---- Stored data
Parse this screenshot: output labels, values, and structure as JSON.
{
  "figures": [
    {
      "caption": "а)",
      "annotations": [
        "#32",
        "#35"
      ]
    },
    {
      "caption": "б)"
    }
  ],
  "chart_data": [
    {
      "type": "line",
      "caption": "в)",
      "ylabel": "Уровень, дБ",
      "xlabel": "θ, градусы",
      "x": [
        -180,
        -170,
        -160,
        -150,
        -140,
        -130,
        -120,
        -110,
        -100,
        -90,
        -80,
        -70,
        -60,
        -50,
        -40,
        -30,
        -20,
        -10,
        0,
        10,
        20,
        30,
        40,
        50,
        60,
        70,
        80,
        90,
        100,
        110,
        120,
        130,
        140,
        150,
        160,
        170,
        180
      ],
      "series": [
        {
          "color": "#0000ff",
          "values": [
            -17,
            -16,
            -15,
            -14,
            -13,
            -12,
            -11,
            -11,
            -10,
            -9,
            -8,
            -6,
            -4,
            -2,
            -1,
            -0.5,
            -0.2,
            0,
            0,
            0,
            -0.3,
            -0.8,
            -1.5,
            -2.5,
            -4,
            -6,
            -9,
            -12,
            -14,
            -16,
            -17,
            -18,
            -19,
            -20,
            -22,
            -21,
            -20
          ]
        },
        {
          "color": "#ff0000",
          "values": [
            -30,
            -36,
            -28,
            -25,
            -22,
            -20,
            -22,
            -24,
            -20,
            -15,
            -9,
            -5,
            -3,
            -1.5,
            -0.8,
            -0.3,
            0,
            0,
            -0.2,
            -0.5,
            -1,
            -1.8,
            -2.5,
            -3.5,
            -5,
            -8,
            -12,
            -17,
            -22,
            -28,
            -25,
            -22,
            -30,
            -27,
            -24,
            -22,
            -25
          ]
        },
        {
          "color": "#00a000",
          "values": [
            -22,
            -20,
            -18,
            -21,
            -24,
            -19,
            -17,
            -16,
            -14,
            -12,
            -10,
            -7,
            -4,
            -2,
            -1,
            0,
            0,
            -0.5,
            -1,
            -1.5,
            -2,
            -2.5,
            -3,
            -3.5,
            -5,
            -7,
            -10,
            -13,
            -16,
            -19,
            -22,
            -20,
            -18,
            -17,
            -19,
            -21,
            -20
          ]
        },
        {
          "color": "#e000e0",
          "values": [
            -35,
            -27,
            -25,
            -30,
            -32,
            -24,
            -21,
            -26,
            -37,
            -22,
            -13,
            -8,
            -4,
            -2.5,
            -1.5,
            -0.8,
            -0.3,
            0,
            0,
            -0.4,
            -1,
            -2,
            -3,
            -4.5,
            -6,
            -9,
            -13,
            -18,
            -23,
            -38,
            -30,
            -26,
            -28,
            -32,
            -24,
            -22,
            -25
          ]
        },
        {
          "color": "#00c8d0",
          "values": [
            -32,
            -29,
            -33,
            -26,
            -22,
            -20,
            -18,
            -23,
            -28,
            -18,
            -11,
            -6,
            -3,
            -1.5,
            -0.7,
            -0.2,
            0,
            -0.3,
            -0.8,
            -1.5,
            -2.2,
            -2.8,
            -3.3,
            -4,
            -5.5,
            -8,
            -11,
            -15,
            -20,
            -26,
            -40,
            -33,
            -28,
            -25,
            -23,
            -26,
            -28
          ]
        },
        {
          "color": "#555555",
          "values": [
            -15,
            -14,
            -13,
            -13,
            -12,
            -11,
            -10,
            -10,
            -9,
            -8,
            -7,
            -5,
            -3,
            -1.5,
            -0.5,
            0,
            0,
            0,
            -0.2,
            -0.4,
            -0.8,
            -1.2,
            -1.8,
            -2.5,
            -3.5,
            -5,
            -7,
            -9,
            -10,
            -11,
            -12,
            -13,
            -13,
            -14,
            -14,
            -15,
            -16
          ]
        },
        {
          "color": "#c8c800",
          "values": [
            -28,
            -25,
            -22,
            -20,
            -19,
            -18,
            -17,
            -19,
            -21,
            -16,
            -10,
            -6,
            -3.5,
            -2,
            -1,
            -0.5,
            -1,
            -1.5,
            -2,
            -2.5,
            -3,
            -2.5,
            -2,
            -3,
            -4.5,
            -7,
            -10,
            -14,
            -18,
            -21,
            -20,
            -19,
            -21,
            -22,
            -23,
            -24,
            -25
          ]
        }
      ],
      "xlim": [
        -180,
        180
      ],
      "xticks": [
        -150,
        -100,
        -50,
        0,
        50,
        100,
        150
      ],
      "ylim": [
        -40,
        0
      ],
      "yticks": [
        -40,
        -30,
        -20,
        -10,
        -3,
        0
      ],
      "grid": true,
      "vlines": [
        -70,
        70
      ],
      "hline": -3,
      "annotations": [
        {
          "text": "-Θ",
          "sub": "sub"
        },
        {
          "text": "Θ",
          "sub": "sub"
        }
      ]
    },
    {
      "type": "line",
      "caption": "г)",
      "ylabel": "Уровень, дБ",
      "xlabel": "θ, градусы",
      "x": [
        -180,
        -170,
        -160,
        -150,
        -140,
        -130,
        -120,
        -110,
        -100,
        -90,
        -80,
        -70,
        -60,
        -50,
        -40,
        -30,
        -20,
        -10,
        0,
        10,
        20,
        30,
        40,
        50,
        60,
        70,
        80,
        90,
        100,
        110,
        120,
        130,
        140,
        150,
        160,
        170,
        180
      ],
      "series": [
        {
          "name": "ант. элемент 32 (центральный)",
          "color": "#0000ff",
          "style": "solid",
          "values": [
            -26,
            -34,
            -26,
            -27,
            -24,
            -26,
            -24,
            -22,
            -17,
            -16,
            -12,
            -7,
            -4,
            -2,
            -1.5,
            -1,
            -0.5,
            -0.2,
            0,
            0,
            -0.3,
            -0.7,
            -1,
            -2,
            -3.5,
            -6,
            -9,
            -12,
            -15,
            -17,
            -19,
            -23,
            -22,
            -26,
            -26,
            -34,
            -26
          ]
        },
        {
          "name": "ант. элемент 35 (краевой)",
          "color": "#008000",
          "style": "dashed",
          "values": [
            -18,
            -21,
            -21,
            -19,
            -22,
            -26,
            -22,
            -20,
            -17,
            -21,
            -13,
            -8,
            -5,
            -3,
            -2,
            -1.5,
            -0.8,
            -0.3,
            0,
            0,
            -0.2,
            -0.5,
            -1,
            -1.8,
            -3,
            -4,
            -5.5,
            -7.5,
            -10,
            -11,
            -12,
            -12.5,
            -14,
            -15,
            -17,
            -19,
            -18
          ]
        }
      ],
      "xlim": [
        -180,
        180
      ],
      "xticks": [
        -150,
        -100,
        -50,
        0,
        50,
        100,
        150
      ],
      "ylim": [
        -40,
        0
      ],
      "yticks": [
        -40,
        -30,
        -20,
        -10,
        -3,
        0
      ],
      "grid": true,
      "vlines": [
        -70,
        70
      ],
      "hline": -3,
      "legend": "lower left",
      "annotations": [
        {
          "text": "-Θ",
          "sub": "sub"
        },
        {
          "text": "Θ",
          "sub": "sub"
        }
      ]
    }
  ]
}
--------
■ **Stated task**
Write out the entries in full, exactly as given.

■ **Finished task**
Parse this screenshot: output labels, values, and structure as JSON.
{
  "figures": [
    {
      "caption": "а)",
      "annotations": [
        "#32",
        "#35"
      ]
    },
    {
      "caption": "б)"
    }
  ],
  "chart_data": [
    {
      "type": "line",
      "caption": "в)",
      "ylabel": "Уровень, дБ",
      "xlabel": "θ, градусы",
      "x": [
        -180,
        -170,
        -160,
        -150,
        -140,
        -130,
        -120,
        -110,
        -100,
        -90,
        -80,
        -70,
        -60,
        -50,
        -40,
        -30,
        -20,
        -10,
        0,
        10,
        20,
        30,
        40,
        50,
        60,
        70,
        80,
        90,
        100,
        110,
        120,
        130,
        140,
        150,
        160,
        170,
        180
      ],
      "series": [
        {
          "color": "#0000ff",
          "values": [
            -17,
            -16,
            -15,
            -14,
            -13,
            -12,
            -11,
            -11,
            -10,
            -9,
            -8,
            -6,
            -4,
            -2,
            -1,
            -0.5,
            -0.2,
            0,
            0,
            0,
            -0.3,
            -0.8,
            -1.5,
            -2.5,
            -4,
            -6,
            -9,
            -12,
            -14,
            -16,
            -17,
            -18,
            -19,
            -20,
            -22,
            -21,
            -20
          ]
        },
        {
          "color": "#ff0000",
          "values": [
            -30,
            -36,
            -28,
            -25,
            -22,
            -20,
            -22,
            -24,
            -20,
            -15,
            -9,
            -5,
            -3,
            -1.5,
            -0.8,
            -0.3,
            0,
            0,
            -0.2,
            -0.5,
            -1,
            -1.8,
            -2.5,
            -3.5,
            -5,
            -8,
            -12,
            -17,
            -22,
            -28,
            -25,
            -22,
            -30,
            -27,
            -24,
            -22,
            -25
          ]
        },
        {
          "color": "#00a000",
          "values": [
            -22,
            -20,
            -18,
            -21,
            -24,
            -19,
            -17,
            -16,
            -14,
            -12,
            -10,
            -7,
            -4,
            -2,
            -1,
            0,
            0,
            -0.5,
            -1,
            -1.5,
            -2,
            -2.5,
            -3,
            -3.5,
            -5,
            -7,
            -10,
            -13,
            -16,
            -19,
            -22,
            -20,
            -18,
            -17,
            -19,
            -21,
            -20
          ]
        },
        {
          "color": "#e000e0",
          "values": [
            -35,
            -27,
            -25,
            -30,
            -32,
            -24,
            -21,
            -26,
            -37,
            -22,
            -13,
            -8,
            -4,
            -2.5,
            -1.5,
            -0.8,
            -0.3,
            0,
            0,
            -0.4,
            -1,
            -2,
            -3,
            -4.5,
            -6,
            -9,
            -13,
            -18,
            -23,
            -38,
            -30,
            -26,
            -28,
            -32,
            -24,
            -22,
            -25
          ]
        },
        {
          "color": "#00c8d0",
          "values": [
            -32,
            -29,
            -33,
            -26,
            -22,
            -20,
            -18,
            -23,
            -28,
            -18,
            -11,
            -6,
            -3,
            -1.5,
            -0.7,
            -0.2,
            0,
            -0.3,
            -0.8,
            -1.5,
            -2.2,
            -2.8,
            -3.3,
            -4,
            -5.5,
            -8,
            -11,
            -15,
            -20,
            -26,
            -40,
            -33,
            -28,
            -25,
            -23,
            -26,
            -28
          ]
        },
        {
          "color": "#555555",
          "values": [
            -15,
            -14,
            -13,
            -13,
            -12,
            -11,
            -10,
            -10,
            -9,
            -8,
            -7,
            -5,
            -3,
            -1.5,
            -0.5,
            0,
            0,
            0,
            -0.2,
            -0.4,
            -0.8,
            -1.2,
            -1.8,
            -2.5,
            -3.5,
            -5,
            -7,
            -9,
            -10,
            -11,
            -12,
            -13,
            -13,
            -14,
            -14,
            -15,
            -16
          ]
        },
        {
          "color": "#c8c800",
          "values": [
            -28,
            -25,
            -22,
            -20,
            -19,
            -18,
            -17,
            -19,
            -21,
            -16,
            -10,
            -6,
            -3.5,
            -2,
            -1,
            -0.5,
            -1,
            -1.5,
            -2,
            -2.5,
            -3,
            -2.5,
            -2,
            -3,
            -4.5,
            -7,
            -10,
            -14,
            -18,
            -21,
            -20,
            -19,
            -21,
            -22,
            -23,
            -24,
            -25
          ]
        }
      ],
      "xlim": [
        -180,
        180
      ],
      "xticks": [
        -150,
        -100,
        -50,
        0,
        50,
        100,
        150
      ],
      "ylim": [
        -40,
        0
      ],
      "yticks": [
        -40,
        -30,
        -20,
        -10,
        -3,
        0
      ],
      "grid": true,
      "vlines": [
        -70,
        70
      ],
      "hline": -3,
      "annotations": [
        {
          "text": "-Θ",
          "sub": "sub"
        },
        {
          "text": "Θ",
          "sub": "sub"
        }
      ]
    },
    {
      "type": "line",
      "caption": "г)",
      "ylabel": "Уровень, дБ",
      "xlabel": "θ, градусы",
      "x": [
        -180,
        -170,
        -160,
        -150,
        -140,
        -130,
        -120,
        -110,
        -100,
        -90,
        -80,
        -70,
        -60,
        -50,
        -40,
        -30,
        -20,
        -10,
        0,
        10,
        20,
        30,
        40,
        50,
        60,
        70,
        80,
        90,
        100,
        110,
        120,
        130,
        140,
        150,
        160,
        170,
        180
      ],
      "series": [
        {
          "name": "ант. элемент 32 (центральный)",
          "color": "#0000ff",
          "style": "solid",
          "values": [
            -26,
            -34,
            -26,
            -27,
            -24,
            -26,
            -24,
            -22,
            -17,
            -16,
            -12,
            -7,
            -4,
            -2,
            -1.5,
            -1,
            -0.5,
            -0.2,
            0,
            0,
            -0.3,
            -0.7,
            -1,
            -2,
            -3.5,
            -6,
            -9,
            -12,
            -15,
            -17,
            -19,
            -23,
            -22,
            -26,
            -26,
            -34,
            -26
          ]
        },
        {
          "name": "ант. элемент 35 (краевой)",
          "color": "#008000",
          "style": "dashed",
          "values": [
            -18,
            -21,
            -21,
            -19,
            -22,
            -26,
            -22,
            -20,
            -17,
            -21,
            -13,
            -8,
            -5,
            -3,
            -2,
            -1.5,
            -0.8,
            -0.3,
            0,
            0,
            -0.2,
            -0.5,
            -1,
            -1.8,
            -3,
            -4,
            -5.5,
            -7.5,
            -10,
            -11,
            -12,
            -12.5,
            -14,
            -15,
            -17,
            -19,
            -18
          ]
        }
      ],
      "xlim": [
        -180,
        180
      ],
      "xticks": [
        -150,
        -100,
        -50,
        0,
        50,
        100,
        150
      ],
      "ylim": [
        -40,
        0
      ],
      "yticks": [
        -40,
        -30,
        -20,
        -10,
        -3,
        0
      ],
      "grid": true,
      "vlines": [
        -70,
        70
      ],
      "hline": -3,
      "legend": "lower left",
      "annotations": [
        {
          "text": "-Θ",
          "sub": "sub"
        },
        {
          "text": "Θ",
          "sub": "sub"
        }
      ]
    }
  ]
}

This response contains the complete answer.